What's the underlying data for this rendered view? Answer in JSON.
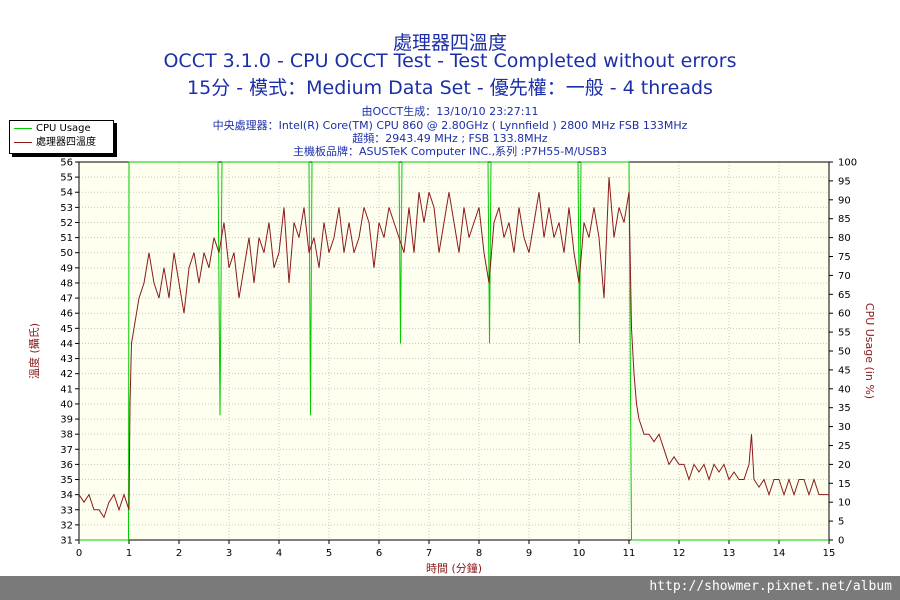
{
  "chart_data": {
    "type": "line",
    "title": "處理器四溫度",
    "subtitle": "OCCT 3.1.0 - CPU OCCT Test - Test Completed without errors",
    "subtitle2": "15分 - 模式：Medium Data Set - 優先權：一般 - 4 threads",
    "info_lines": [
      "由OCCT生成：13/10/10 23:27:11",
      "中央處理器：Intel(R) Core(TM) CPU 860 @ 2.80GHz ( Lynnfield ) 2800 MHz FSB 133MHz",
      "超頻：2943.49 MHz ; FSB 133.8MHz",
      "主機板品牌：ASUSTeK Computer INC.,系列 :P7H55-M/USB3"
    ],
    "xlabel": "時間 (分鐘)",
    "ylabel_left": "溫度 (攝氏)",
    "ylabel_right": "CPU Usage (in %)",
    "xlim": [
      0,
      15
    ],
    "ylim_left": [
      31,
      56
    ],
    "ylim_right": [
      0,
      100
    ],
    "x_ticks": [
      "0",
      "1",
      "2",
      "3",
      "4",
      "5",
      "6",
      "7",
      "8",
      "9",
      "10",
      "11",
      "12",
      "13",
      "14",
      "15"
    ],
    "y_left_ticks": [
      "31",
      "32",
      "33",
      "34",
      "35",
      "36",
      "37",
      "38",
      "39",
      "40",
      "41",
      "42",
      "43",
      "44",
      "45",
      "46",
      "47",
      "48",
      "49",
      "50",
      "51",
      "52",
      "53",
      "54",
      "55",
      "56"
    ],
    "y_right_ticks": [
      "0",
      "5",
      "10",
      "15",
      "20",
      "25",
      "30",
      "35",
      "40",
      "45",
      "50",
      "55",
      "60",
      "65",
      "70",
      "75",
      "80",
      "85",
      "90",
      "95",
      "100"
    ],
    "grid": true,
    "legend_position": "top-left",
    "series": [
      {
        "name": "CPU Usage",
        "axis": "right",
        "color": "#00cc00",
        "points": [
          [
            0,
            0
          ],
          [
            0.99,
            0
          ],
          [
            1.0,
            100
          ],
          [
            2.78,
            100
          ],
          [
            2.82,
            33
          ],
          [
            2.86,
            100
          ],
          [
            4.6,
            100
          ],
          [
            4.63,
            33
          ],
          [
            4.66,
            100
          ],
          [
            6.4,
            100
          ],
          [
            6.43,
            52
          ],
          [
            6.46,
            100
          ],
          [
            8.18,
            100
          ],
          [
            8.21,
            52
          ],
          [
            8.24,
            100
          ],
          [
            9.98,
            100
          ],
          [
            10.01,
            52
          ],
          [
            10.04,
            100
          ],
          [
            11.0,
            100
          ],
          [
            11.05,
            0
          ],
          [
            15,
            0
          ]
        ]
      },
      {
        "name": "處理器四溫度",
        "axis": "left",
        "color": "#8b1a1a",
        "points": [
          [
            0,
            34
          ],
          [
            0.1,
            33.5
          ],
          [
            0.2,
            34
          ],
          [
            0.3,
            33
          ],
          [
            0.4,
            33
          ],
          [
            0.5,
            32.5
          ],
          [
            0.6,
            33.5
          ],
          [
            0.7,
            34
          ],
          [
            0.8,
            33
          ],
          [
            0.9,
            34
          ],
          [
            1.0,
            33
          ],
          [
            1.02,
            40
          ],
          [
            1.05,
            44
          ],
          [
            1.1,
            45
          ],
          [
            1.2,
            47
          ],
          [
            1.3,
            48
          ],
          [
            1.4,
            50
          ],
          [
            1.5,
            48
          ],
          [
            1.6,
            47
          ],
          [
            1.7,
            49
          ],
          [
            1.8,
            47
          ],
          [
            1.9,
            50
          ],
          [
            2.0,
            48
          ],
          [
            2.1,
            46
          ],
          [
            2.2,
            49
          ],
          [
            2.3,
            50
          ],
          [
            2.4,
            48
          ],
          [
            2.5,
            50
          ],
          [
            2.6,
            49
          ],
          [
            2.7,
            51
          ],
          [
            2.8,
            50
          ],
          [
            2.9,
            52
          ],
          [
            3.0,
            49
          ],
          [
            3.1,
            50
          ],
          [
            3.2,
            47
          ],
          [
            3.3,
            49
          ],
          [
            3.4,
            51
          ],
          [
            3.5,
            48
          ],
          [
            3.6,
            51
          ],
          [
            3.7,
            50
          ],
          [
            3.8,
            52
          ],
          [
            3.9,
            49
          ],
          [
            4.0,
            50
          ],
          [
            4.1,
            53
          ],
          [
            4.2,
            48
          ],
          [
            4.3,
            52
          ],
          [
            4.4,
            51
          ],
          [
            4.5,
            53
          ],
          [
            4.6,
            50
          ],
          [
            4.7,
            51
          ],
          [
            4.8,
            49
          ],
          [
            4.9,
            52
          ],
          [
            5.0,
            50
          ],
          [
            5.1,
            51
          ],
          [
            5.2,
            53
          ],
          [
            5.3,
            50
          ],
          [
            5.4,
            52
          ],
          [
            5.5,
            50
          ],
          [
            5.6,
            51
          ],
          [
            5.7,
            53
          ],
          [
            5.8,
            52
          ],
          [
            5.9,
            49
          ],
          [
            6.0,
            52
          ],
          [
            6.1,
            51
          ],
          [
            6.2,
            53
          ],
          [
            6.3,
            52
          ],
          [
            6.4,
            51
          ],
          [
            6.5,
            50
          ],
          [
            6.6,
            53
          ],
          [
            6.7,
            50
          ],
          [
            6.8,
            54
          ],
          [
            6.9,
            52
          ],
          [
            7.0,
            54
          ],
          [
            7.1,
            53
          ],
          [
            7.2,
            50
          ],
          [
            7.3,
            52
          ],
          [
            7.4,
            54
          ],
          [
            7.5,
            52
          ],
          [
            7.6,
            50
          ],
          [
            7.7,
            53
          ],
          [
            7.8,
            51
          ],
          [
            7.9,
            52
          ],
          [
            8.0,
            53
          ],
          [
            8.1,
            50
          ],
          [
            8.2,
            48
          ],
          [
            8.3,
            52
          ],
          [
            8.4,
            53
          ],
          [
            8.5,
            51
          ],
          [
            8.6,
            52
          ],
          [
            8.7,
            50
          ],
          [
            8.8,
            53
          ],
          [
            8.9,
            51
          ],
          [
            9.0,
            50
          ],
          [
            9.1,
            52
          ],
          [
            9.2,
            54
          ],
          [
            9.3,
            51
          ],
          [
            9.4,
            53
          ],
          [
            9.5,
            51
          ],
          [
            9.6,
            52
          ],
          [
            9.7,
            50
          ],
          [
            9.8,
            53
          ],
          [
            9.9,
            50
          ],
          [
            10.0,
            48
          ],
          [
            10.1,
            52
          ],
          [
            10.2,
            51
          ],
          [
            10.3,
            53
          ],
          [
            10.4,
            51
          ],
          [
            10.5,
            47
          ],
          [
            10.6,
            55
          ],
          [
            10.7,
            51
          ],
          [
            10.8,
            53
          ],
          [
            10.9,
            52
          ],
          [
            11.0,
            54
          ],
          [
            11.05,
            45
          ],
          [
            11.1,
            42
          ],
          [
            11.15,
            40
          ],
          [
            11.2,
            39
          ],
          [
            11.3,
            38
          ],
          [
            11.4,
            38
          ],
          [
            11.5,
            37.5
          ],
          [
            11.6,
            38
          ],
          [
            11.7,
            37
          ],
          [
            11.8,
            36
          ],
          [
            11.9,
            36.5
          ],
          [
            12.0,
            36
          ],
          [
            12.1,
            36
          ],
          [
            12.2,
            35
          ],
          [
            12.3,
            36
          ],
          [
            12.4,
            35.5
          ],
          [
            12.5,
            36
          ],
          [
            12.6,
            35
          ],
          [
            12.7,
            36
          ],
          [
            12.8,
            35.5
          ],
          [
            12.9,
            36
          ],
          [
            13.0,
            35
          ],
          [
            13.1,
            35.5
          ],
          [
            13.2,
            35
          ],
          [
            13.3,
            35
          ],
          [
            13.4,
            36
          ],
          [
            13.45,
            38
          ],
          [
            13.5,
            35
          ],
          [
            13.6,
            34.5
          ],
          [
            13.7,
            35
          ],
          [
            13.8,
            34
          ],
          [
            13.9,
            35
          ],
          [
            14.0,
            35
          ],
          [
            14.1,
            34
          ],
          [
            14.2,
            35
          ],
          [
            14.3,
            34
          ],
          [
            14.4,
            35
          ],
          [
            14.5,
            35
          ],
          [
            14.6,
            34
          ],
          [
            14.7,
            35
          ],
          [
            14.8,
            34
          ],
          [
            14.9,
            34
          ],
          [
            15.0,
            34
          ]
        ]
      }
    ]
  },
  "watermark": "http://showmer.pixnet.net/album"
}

───

— Task details —
Reproduce each line of the material containing the word "Usage".

— Task solution —
    "ylabel_right": "CPU Usage (in %)",
        "name": "CPU Usage",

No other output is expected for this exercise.